### INFORMATION GIVEN
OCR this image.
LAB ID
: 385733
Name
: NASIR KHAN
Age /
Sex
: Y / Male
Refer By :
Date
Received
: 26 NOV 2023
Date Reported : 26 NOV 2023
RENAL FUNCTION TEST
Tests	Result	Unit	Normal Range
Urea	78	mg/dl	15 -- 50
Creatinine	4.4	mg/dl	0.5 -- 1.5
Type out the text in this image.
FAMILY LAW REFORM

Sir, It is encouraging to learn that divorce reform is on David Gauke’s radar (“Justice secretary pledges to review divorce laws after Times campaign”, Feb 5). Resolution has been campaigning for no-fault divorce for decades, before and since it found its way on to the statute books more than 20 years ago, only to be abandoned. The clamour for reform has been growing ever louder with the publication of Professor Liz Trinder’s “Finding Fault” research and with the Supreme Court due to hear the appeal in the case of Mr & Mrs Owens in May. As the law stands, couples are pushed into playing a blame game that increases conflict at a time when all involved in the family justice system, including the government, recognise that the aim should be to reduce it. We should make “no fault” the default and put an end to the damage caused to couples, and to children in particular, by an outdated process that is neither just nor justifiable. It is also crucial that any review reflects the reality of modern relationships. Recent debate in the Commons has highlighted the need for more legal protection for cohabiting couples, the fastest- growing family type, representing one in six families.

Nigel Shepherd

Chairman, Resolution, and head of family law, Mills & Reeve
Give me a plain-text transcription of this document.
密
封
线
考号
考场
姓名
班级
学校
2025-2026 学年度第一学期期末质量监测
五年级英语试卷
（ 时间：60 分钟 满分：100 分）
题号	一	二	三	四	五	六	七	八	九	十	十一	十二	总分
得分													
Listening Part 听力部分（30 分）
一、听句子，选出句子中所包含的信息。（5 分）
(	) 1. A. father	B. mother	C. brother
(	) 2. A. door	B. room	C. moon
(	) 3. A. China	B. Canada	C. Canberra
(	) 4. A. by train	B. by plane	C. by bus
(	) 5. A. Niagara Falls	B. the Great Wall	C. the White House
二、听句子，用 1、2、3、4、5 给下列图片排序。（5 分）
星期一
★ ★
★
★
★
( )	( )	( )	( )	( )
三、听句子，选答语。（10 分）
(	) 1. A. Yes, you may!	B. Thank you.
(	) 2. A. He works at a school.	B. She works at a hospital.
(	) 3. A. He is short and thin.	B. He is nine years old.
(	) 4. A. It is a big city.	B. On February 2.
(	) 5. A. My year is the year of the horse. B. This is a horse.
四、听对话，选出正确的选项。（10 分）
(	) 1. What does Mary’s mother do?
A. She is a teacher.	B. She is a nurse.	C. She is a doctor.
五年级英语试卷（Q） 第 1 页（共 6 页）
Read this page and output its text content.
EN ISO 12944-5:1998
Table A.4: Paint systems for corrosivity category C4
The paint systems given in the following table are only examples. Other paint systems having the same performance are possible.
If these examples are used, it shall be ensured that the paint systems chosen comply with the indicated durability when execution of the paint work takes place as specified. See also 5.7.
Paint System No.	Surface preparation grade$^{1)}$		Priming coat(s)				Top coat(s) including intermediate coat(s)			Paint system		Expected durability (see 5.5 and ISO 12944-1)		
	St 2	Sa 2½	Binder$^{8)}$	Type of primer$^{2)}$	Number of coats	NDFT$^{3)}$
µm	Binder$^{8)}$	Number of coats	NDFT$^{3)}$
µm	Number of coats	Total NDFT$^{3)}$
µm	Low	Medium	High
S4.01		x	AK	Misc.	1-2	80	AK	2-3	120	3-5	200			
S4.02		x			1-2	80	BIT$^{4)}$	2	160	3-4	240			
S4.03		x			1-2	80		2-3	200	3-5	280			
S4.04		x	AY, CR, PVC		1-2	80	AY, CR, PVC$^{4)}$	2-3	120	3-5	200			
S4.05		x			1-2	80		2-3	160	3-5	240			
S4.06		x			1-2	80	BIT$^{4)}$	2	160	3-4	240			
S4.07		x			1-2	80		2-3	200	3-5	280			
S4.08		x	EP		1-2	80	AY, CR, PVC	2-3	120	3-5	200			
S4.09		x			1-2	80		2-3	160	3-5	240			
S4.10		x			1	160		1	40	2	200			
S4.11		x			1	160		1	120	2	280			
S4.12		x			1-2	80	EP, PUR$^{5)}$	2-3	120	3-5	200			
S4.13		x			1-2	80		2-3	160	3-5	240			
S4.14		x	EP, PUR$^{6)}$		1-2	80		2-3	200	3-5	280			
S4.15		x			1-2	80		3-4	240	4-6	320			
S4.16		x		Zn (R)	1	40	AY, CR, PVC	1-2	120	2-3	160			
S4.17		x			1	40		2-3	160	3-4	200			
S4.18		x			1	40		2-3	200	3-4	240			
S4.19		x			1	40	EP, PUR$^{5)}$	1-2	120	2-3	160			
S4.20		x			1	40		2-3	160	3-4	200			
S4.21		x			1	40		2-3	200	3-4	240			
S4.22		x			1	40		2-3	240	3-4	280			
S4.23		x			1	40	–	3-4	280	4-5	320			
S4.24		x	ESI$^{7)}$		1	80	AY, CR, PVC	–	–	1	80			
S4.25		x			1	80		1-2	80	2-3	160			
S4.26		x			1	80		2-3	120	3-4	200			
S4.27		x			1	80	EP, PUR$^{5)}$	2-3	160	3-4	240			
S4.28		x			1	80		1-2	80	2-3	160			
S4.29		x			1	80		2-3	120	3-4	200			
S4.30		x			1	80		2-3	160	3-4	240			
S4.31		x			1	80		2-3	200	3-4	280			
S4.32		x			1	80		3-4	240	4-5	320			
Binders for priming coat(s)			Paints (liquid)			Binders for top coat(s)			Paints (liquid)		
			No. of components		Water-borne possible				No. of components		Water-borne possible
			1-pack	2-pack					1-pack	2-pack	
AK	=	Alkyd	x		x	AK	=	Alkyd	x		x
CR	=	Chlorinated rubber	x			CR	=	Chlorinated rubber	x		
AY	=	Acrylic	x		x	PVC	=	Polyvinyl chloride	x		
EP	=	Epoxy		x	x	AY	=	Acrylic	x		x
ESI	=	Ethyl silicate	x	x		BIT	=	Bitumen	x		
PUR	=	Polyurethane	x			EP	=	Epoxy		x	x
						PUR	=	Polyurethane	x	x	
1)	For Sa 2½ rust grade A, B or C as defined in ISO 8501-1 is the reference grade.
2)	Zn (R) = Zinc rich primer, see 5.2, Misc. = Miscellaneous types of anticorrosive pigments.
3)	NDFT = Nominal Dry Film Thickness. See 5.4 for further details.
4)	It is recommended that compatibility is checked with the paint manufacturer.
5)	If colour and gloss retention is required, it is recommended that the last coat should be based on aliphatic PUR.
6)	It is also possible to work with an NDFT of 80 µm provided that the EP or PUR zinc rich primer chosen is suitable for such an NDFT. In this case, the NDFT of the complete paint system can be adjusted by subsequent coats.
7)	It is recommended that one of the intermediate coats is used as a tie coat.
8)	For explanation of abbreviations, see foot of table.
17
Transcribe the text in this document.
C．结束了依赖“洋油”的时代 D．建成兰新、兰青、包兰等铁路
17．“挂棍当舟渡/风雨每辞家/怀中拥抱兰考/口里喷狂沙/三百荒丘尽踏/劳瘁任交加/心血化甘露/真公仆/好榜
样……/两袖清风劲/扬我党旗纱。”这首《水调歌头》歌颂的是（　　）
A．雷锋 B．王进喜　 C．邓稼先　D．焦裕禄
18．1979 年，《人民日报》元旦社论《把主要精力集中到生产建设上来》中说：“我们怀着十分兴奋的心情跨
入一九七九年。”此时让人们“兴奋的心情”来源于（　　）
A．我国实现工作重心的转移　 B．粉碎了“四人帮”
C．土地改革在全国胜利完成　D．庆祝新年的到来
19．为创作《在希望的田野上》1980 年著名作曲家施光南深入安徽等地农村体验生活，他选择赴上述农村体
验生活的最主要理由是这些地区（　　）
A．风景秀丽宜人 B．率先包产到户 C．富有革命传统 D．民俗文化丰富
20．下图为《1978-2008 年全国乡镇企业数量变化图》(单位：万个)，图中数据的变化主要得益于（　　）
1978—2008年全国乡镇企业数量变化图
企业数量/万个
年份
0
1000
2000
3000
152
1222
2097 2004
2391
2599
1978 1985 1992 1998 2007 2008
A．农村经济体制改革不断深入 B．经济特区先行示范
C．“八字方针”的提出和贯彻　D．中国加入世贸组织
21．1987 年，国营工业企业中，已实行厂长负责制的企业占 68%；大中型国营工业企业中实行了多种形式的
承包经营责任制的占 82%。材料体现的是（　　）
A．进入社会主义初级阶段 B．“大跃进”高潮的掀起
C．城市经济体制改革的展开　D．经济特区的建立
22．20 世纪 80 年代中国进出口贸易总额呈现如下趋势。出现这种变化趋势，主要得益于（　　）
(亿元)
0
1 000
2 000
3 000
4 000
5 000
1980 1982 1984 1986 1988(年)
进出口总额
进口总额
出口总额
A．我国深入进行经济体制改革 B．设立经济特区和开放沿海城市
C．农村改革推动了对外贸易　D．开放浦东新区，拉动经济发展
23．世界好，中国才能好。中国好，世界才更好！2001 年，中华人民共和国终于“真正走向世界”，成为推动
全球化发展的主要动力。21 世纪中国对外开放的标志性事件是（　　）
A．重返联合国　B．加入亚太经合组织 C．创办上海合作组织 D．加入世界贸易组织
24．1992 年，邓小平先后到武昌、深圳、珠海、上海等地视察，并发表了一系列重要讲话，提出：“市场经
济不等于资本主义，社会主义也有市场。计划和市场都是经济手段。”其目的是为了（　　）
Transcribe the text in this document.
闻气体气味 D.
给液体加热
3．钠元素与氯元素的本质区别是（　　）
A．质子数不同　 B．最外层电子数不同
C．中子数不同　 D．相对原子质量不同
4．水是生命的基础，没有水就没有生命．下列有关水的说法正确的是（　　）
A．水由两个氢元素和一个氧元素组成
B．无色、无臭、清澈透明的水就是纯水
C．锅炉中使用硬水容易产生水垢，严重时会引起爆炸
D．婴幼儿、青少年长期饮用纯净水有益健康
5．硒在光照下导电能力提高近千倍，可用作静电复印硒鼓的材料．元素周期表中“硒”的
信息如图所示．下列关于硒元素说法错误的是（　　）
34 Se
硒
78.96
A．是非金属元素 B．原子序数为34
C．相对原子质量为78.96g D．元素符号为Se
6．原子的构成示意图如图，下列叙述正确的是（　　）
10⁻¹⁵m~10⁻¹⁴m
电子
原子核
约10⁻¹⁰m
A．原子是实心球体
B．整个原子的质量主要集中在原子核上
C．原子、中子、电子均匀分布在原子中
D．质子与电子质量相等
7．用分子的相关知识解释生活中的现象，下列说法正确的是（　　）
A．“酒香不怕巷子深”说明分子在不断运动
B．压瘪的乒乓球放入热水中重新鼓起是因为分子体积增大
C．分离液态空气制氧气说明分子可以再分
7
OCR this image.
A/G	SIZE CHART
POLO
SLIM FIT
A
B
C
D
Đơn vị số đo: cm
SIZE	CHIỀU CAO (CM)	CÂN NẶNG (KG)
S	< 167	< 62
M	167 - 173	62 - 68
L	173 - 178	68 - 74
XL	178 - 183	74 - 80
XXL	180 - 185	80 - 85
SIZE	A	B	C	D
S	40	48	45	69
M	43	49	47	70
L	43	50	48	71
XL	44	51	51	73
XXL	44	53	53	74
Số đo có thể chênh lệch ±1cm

### WHAT THE TASK ASKS
Above are the records. Copy every line in them holding "also".

### CORRECT RESULT
Sir, It is encouraging to learn that divorce reform is on David Gauke’s radar (“Justice secretary pledges to review divorce laws after Times campaign”, Feb 5). Resolution has been campaigning for no-fault divorce for decades, before and since it found its way on to the statute books more than 20 years ago, only to be abandoned. The clamour for reform has been growing ever louder with the publication of Professor Liz Trinder’s “Finding Fault” research and with the Supreme Court due to hear the appeal in the case of Mr & Mrs Owens in May. As the law stands, couples are pushed into playing a blame game that increases conflict at a time when all involved in the family justice system, including the government, recognise that the aim should be to reduce it. We should make “no fault” the default and put an end to the damage caused to couples, and to children in particular, by an outdated process that is neither just nor justifiable. It is also crucial that any review reflects the reality of modern relationships. Recent debate in the Commons has highlighted the need for more legal protection for cohabiting couples, the fastest- growing family type, representing one in six families.
If these examples are used, it shall be ensured that the paint systems chosen comply with the indicated durability when execution of the paint work takes place as specified. See also 5.7.
6)	It is also possible to work with an NDFT of 80 µm provided that the EP or PUR zinc rich primer chosen is suitable for such an NDFT. In this case, the NDFT of the complete paint system can be adjusted by subsequent coats.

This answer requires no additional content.